**Brief**
Please change "y-tick-label" to "y-axis-tick" throughout the entries below and write them out again, with everything else left as it is.

**Entries with boxed elements**
******

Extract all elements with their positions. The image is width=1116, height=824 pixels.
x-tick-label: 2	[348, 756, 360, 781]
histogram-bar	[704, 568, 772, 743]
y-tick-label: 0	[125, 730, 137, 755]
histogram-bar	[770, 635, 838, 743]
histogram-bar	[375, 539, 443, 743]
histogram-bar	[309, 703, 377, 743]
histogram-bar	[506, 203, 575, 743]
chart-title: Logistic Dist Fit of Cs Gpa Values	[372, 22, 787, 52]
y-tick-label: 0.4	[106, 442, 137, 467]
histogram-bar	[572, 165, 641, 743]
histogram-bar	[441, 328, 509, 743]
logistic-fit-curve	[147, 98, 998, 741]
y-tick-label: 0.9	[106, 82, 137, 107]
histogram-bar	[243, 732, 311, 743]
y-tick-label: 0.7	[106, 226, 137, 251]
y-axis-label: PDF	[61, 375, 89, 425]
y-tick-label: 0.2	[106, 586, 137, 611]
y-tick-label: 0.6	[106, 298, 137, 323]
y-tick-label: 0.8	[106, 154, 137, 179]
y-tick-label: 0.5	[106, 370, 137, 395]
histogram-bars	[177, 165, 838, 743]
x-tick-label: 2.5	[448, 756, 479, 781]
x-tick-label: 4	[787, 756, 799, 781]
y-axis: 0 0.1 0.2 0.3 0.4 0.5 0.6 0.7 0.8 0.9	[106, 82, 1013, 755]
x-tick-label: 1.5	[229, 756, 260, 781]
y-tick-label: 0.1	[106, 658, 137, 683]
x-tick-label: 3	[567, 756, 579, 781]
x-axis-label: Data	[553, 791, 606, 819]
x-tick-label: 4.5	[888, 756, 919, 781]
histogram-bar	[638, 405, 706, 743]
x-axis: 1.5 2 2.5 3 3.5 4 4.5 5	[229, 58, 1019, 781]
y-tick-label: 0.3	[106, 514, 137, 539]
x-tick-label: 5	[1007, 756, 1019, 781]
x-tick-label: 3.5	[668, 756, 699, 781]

******

**Answer for this exercise**
Extract all elements with their positions. The image is width=1116, height=824 pixels.
x-tick-label: 2	[348, 756, 360, 781]
histogram-bar	[704, 568, 772, 743]
y-axis-tick: 0	[125, 730, 137, 755]
histogram-bar	[770, 635, 838, 743]
histogram-bar	[375, 539, 443, 743]
histogram-bar	[309, 703, 377, 743]
histogram-bar	[506, 203, 575, 743]
chart-title: Logistic Dist Fit of Cs Gpa Values	[372, 22, 787, 52]
y-axis-tick: 0.4	[106, 442, 137, 467]
histogram-bar	[572, 165, 641, 743]
histogram-bar	[441, 328, 509, 743]
logistic-fit-curve	[147, 98, 998, 741]
y-axis-tick: 0.9	[106, 82, 137, 107]
histogram-bar	[243, 732, 311, 743]
y-axis-tick: 0.7	[106, 226, 137, 251]
y-axis-label: PDF	[61, 375, 89, 425]
y-axis-tick: 0.2	[106, 586, 137, 611]
y-axis-tick: 0.6	[106, 298, 137, 323]
y-axis-tick: 0.8	[106, 154, 137, 179]
y-axis-tick: 0.5	[106, 370, 137, 395]
histogram-bars	[177, 165, 838, 743]
x-tick-label: 2.5	[448, 756, 479, 781]
x-tick-label: 4	[787, 756, 799, 781]
y-axis: 0 0.1 0.2 0.3 0.4 0.5 0.6 0.7 0.8 0.9	[106, 82, 1013, 755]
x-tick-label: 1.5	[229, 756, 260, 781]
y-axis-tick: 0.1	[106, 658, 137, 683]
x-tick-label: 3	[567, 756, 579, 781]
x-axis-label: Data	[553, 791, 606, 819]
x-tick-label: 4.5	[888, 756, 919, 781]
histogram-bar	[638, 405, 706, 743]
x-axis: 1.5 2 2.5 3 3.5 4 4.5 5	[229, 58, 1019, 781]
y-axis-tick: 0.3	[106, 514, 137, 539]
x-tick-label: 5	[1007, 756, 1019, 781]
x-tick-label: 3.5	[668, 756, 699, 781]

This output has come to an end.